▶ Page
------------------------

Deep get functionality for dictionaries

Feature or enhancement

Proposal:

Right now, if I have a nested dictionary (Common occurrence when dealing with a JSON file), and I want to safely reach a value inside a nested dict, I have 2 ways (maybe more technically, but these are the two main ways)

try:
    name = data["user"]["name"]
except KeyError as e:
    name =  "default_value"

Or

data.get("user", {}).get("name", "default_value")

I would like to propose a new method called deepget.
the method will be called like here:

name = data.deepget(["user", "name"],  "default_value")

Or

name = data.deepget("user", "name",  default="default_value")

I would also like your opinion on which way looks better

1 Like

I’m wondering what would be the simplest way to implement deepget as a function in existing Python? If a very simple way exists it might obviate the need for a new method.

This solution was proposed on stackoverflow in 2010:

def get_nested(d, list_of_keys, default):
    for k in list_of_keys:
        if k not in d: 
            return default
        d=d[k]
    return d

Here’s a recursive solution:

def deepget(d, keys, default_value=None):
    if keys[0] not in d:
        return default_value
    if len(keys) == 1:
        return d[keys[0]]
    return deepget(d[keys[0]], keys[1:], default_value)

Or using reduce:

from functools import reduce

def deepget(d, keys, default_value=None):
    final_dict = reduce(lambda d, key: d.get(key, {}), keys[:-1], d)
    return final_dict.get(keys[-1], default_value)

A different way of solving the problem might be to create a new dict class that allows tuple indexing.

E.g.

from collections import nesteddict

my_dict = {"user": {"name": "Jill"}}
nested_dict = nesteddict(my_dict)
print(nested_dict["user", "name"])

or

print(nested_dict.get(["user", "name"], "default_value")

If you’re willing to use a third-party library, there’s glom · PyPI

1 Like

It’s definitely possible to implement it in python but i felt like this feature could be a part of python core functionality, up until now i wrote in some random util file a nested_get function but i felt like it’s common enough that it should be considered to be added to python.

The implementation is not complicated but so is the implementation for dict.get()

def get(d, key, default=None):
    if key in d:
        return d[key]
    return default

as for implementation i was able to add it to cpyhon code with relative ease
(gh-136776: Adding deepget method to dictionary by omerpresler · Pull Request #136805 · python/cpython · GitHub)

------------------------

▶ Entries provided
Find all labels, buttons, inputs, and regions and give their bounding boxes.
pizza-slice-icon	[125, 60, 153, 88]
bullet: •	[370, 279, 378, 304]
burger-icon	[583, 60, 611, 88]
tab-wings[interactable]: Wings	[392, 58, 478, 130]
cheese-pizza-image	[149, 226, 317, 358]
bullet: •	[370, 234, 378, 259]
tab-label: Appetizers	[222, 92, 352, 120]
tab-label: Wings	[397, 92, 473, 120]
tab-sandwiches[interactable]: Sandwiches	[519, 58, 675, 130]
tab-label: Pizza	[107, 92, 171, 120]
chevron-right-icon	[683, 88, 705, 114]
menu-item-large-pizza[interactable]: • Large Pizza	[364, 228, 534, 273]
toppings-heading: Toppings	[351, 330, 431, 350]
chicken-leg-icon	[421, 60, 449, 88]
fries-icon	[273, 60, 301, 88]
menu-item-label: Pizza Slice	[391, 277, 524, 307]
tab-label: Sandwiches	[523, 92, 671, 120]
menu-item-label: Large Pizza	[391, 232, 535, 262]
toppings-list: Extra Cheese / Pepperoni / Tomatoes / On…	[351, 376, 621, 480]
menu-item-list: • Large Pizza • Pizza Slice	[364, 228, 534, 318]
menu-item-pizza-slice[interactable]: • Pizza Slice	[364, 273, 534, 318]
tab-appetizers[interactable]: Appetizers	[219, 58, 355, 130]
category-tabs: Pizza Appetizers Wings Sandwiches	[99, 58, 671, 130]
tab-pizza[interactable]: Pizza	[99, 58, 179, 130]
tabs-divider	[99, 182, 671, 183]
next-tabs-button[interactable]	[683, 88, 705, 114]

------------------------

▶ What is asked
#1 Repeat the passage of the deepget thread starting at "If you’re willing" and ending at "added to python.".
#2 Put this sentence from the deepget thread into Spanish: "If a very simple way exists it might obviate the need for a new method."
The items are separate material, apart from the deepget thread.

▶ Answers to each task
#1
If you’re willing to use a third-party library, there’s glom · PyPI

1 Like

It’s definitely possible to implement it in python but i felt like this feature could be a part of python core functionality, up until now i wrote in some random util file a nested_get function but i felt like it’s common enough that it should be considered to be added to python.

#2 Si existe una forma muy sencilla, podría eliminar la necesidad de un método nuevo.